What is being asked -
Tell how many lines have the string "values" in them, and write nothing besides the number.

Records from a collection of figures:
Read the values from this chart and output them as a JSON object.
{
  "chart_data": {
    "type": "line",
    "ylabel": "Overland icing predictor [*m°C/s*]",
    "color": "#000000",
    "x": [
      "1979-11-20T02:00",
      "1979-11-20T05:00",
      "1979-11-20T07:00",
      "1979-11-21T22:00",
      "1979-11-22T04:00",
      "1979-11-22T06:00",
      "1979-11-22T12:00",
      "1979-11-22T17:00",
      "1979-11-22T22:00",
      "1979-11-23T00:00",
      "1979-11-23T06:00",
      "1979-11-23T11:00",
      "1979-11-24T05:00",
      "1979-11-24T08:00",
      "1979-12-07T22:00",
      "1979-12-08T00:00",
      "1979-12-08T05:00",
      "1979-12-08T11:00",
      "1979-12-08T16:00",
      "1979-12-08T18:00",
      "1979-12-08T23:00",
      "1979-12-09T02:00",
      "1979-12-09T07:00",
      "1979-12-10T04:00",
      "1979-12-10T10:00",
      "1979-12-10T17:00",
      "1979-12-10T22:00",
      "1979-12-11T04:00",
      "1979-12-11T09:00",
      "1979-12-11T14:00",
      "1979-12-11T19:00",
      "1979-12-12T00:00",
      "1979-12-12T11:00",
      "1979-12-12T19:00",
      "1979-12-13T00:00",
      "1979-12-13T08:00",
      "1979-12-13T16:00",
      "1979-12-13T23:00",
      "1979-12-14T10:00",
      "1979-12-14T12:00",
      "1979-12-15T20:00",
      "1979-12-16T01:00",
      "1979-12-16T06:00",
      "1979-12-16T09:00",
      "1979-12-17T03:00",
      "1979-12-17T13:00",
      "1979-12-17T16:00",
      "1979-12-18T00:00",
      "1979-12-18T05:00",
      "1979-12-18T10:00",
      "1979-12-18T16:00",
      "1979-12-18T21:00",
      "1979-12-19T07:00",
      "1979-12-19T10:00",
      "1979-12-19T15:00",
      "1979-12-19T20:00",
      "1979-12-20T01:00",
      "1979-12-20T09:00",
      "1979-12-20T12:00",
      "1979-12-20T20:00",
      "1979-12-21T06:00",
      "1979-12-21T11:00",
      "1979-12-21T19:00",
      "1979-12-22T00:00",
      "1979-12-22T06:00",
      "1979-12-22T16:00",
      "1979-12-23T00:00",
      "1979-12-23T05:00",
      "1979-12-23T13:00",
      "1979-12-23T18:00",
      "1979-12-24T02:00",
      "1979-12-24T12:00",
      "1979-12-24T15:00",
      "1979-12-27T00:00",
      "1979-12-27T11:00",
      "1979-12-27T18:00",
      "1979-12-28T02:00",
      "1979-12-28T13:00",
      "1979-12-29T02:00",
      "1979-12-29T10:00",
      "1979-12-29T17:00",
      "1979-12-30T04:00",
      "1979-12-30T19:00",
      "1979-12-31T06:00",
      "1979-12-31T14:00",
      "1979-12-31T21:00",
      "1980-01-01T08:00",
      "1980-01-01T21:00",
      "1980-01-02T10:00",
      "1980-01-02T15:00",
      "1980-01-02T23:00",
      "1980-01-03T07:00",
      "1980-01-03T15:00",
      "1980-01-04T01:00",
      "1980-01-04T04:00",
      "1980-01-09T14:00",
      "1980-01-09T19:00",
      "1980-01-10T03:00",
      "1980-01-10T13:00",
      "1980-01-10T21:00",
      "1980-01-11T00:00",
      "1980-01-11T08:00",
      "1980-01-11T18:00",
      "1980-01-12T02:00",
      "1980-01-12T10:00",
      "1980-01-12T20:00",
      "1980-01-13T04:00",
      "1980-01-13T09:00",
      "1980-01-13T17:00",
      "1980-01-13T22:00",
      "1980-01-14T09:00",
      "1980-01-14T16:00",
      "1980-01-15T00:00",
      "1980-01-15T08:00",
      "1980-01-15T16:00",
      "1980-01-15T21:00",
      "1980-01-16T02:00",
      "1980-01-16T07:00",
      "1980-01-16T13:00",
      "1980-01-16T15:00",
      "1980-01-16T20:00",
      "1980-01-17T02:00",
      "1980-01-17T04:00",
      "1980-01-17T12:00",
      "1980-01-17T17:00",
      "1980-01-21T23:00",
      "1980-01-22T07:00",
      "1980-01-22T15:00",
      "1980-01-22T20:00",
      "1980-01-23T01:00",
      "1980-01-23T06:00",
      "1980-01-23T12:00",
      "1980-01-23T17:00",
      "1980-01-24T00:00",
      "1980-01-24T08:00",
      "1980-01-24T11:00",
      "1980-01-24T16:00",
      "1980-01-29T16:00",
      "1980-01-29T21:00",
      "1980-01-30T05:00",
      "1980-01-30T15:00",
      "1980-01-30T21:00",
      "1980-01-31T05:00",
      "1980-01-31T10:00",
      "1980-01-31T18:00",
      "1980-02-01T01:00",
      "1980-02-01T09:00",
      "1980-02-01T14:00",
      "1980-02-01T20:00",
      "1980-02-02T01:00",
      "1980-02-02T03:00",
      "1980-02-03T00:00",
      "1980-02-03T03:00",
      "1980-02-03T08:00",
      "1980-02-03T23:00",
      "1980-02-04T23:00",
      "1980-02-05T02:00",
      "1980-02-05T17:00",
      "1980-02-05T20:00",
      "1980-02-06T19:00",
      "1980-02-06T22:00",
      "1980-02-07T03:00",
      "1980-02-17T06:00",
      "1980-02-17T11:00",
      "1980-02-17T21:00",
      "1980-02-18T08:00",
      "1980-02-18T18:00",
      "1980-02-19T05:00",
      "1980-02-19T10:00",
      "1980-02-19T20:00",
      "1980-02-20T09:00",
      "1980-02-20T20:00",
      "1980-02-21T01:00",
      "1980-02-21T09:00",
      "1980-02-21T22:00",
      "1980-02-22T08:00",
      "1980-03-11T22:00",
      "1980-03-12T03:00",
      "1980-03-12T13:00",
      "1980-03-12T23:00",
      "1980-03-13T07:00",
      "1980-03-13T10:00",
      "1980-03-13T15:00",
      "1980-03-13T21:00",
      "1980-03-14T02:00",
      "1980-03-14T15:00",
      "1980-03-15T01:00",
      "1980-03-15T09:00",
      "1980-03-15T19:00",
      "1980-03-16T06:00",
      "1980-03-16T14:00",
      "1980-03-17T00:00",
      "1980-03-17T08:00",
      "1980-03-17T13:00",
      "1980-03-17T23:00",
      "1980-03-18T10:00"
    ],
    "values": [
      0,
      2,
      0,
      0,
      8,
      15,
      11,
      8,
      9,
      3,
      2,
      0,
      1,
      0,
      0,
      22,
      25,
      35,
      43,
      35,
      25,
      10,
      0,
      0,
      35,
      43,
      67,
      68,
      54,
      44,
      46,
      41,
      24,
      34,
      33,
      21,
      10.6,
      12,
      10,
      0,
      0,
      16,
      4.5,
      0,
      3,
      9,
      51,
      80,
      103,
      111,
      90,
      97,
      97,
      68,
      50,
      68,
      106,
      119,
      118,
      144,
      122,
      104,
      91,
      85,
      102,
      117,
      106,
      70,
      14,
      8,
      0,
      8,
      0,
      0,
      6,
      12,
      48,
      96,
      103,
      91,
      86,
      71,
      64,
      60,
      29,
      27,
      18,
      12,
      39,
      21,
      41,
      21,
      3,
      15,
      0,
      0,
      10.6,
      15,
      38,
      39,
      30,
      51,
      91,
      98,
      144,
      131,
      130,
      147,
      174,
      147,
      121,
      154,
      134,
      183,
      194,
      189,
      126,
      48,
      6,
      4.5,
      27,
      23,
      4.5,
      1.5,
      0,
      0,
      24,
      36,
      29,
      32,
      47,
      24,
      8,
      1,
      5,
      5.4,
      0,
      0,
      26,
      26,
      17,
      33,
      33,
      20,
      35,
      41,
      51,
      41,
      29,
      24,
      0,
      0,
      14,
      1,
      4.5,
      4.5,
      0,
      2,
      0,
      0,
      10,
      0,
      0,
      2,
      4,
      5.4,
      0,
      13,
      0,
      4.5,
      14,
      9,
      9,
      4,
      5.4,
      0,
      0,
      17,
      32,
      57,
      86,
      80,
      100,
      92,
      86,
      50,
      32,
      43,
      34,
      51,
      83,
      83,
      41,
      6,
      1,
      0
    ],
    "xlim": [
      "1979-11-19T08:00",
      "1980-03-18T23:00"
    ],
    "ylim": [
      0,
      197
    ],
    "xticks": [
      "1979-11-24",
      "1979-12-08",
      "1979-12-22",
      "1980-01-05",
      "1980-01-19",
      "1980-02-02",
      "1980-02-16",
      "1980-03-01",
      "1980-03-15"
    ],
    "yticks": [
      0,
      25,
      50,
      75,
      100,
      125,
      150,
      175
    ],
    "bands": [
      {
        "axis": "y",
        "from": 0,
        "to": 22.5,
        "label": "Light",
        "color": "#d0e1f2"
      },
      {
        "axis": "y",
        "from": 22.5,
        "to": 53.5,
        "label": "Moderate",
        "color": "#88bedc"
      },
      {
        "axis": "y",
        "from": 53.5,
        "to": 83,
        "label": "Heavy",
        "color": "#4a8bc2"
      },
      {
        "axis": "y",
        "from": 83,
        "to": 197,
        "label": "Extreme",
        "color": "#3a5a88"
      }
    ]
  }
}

Solution -
2